» **What you have to do**
Each line of the data that includes the string "subtitle" is to be copied out.

----- Given data

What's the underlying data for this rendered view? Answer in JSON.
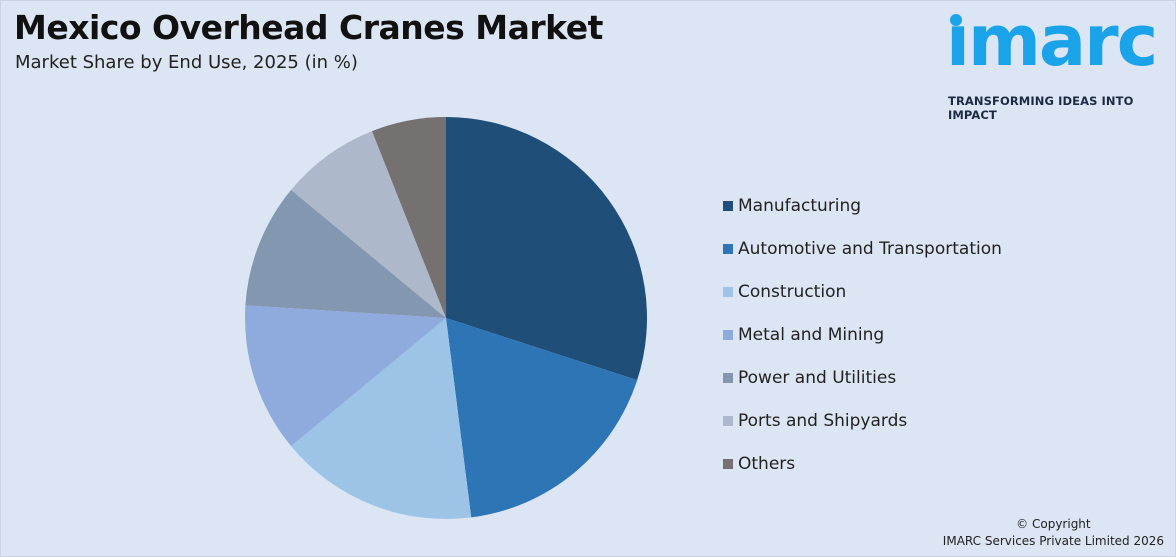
{
  "header": {
    "title": "Mexico Overhead Cranes Market",
    "subtitle": "Market Share by End Use, 2025 (in %)"
  },
  "logo": {
    "word": "ımarc",
    "tagline": "TRANSFORMING IDEAS INTO IMPACT",
    "color": "#1aa3e8"
  },
  "chart_data": {
    "type": "pie",
    "title": "Mexico Overhead Cranes Market",
    "subtitle": "Market Share by End Use, 2025 (in %)",
    "legend_position": "right",
    "slices": [
      {
        "label": "Manufacturing",
        "value": 30,
        "color": "#1f4e79"
      },
      {
        "label": "Automotive and Transportation",
        "value": 18,
        "color": "#2e75b6"
      },
      {
        "label": "Construction",
        "value": 16,
        "color": "#9dc3e6"
      },
      {
        "label": "Metal and Mining",
        "value": 12,
        "color": "#8faadc"
      },
      {
        "label": "Power and Utilities",
        "value": 10,
        "color": "#8497b0"
      },
      {
        "label": "Ports and Shipyards",
        "value": 8,
        "color": "#adb9ca"
      },
      {
        "label": "Others",
        "value": 6,
        "color": "#767171"
      }
    ]
  },
  "footer": {
    "copyright_line1": "© Copyright",
    "copyright_line2": "IMARC Services Private Limited 2026"
  }
}
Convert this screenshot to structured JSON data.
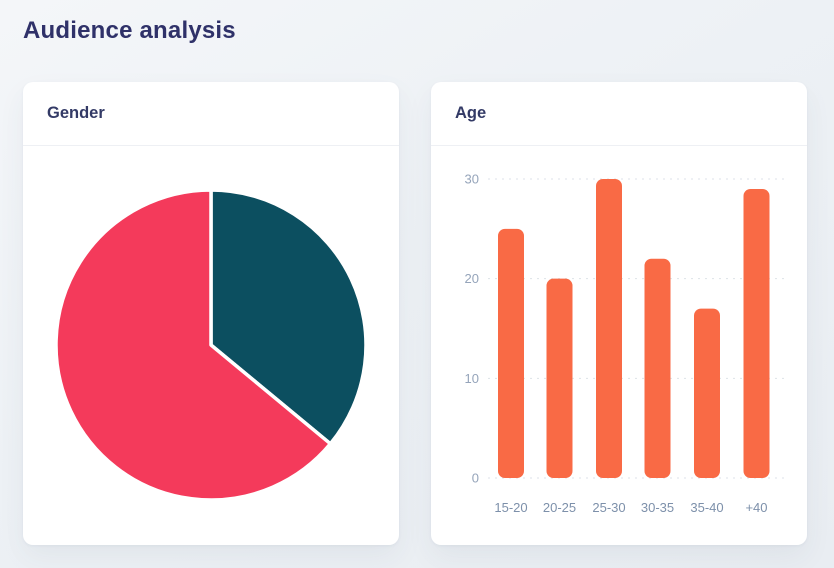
{
  "page": {
    "title": "Audience analysis"
  },
  "cards": {
    "gender": {
      "title": "Gender"
    },
    "age": {
      "title": "Age"
    }
  },
  "chart_data": [
    {
      "type": "pie",
      "title": "Gender",
      "start_angle_deg": 0,
      "direction": "clockwise",
      "stroke": "#ffffff",
      "slices": [
        {
          "id": "slice-teal",
          "percent": 36,
          "color": "#0c4f60"
        },
        {
          "id": "slice-pink",
          "percent": 64,
          "color": "#f43a5b"
        }
      ],
      "legend": "none",
      "data_labels": "none"
    },
    {
      "type": "bar",
      "title": "Age",
      "categories": [
        "15-20",
        "20-25",
        "25-30",
        "30-35",
        "35-40",
        "+40"
      ],
      "values": [
        25,
        20,
        30,
        22,
        17,
        29
      ],
      "ylim": [
        0,
        30
      ],
      "yticks": [
        0,
        10,
        20,
        30
      ],
      "xlabel": "",
      "ylabel": "",
      "grid": "horizontal-dotted",
      "bar_color": "#f96a45",
      "grid_color": "#dde2e8",
      "ytick_color": "#95a4ba",
      "xtick_color": "#7d90aa",
      "legend": "none"
    }
  ]
}
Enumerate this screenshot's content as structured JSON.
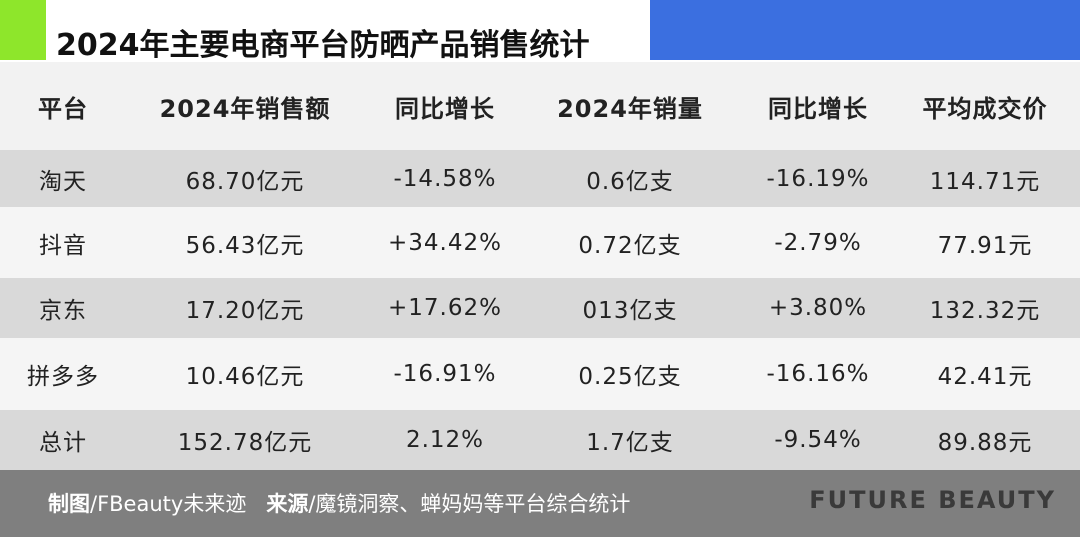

----------

» **Exercise response**
    "subtitle": "Market Share by End Use, 2025 (in %)"
    "subtitle": "Market Share by End Use, 2025 (in %)",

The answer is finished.